═════ Supplied data

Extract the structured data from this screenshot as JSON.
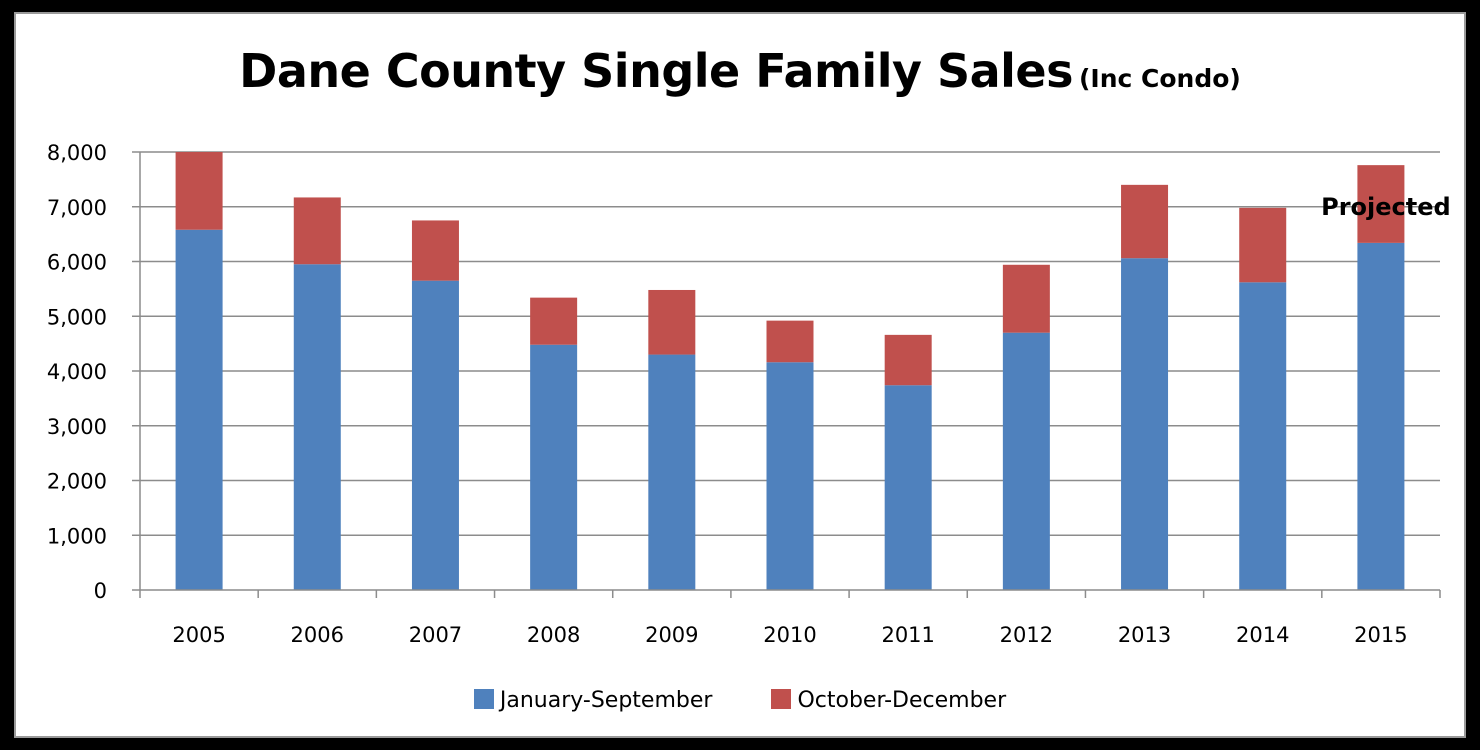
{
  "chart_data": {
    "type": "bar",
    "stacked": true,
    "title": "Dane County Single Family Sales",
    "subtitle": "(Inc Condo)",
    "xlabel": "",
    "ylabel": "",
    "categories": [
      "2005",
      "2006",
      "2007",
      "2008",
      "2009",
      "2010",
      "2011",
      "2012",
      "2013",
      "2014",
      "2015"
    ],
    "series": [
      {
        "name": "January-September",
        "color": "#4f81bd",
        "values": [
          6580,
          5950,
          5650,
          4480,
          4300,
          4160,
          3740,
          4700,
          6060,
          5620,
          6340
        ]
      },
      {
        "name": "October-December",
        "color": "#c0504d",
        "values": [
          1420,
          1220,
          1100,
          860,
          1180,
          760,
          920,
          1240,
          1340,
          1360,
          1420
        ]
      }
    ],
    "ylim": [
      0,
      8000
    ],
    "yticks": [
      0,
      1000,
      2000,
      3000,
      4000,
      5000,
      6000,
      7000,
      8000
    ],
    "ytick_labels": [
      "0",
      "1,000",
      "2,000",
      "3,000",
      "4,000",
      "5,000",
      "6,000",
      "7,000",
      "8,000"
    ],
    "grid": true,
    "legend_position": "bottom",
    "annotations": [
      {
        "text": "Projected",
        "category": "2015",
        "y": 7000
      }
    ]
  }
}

══════════
═════ Supplied data

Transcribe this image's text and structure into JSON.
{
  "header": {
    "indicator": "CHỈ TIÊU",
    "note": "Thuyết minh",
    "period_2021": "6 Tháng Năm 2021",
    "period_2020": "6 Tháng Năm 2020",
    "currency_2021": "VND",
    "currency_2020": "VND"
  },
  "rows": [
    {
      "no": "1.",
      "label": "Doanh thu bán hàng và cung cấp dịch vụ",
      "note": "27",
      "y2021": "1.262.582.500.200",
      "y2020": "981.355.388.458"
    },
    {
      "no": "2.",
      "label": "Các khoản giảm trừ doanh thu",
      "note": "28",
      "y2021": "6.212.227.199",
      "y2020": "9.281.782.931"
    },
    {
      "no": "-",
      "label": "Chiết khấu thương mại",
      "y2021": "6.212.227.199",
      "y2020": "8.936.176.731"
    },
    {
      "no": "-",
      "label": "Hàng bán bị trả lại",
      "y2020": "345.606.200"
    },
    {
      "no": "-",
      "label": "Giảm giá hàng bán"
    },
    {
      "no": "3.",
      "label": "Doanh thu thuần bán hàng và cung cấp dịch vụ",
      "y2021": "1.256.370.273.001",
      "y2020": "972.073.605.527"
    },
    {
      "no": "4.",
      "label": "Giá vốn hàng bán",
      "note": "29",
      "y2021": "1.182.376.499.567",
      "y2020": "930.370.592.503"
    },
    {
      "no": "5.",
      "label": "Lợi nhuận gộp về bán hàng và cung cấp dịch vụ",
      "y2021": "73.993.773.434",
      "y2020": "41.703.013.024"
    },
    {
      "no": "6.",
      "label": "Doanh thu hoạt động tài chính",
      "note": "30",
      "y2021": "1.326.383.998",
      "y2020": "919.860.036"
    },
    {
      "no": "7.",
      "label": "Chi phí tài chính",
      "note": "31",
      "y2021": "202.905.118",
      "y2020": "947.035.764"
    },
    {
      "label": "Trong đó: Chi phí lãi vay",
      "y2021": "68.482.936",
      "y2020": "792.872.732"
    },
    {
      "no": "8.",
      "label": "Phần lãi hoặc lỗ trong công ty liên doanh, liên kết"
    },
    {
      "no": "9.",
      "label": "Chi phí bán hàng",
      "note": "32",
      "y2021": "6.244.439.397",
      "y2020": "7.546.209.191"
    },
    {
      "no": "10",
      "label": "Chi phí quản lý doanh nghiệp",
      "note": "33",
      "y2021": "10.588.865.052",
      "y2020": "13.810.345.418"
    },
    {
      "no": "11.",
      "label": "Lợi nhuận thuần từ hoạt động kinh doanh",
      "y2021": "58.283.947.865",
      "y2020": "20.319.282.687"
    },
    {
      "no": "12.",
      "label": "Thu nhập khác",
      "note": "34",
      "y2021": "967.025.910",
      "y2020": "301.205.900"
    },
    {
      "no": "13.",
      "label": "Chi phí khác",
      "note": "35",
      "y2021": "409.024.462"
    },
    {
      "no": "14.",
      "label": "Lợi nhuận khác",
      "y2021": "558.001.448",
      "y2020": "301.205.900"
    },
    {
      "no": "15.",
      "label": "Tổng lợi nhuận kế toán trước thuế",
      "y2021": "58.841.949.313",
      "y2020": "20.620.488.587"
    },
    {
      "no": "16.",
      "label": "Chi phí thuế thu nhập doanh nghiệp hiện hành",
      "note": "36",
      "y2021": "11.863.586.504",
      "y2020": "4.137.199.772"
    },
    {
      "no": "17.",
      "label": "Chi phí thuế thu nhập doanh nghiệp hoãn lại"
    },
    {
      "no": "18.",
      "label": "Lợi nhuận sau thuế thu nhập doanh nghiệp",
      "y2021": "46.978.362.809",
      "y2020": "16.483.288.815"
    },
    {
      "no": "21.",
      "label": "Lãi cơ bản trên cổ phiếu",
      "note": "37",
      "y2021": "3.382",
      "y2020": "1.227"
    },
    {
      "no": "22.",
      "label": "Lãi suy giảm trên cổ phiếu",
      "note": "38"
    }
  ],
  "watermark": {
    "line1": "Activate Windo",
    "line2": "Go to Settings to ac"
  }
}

══════════

What is needed
Count how many lines in the data contain the word "cung", giving the number without comment.

Correct output
3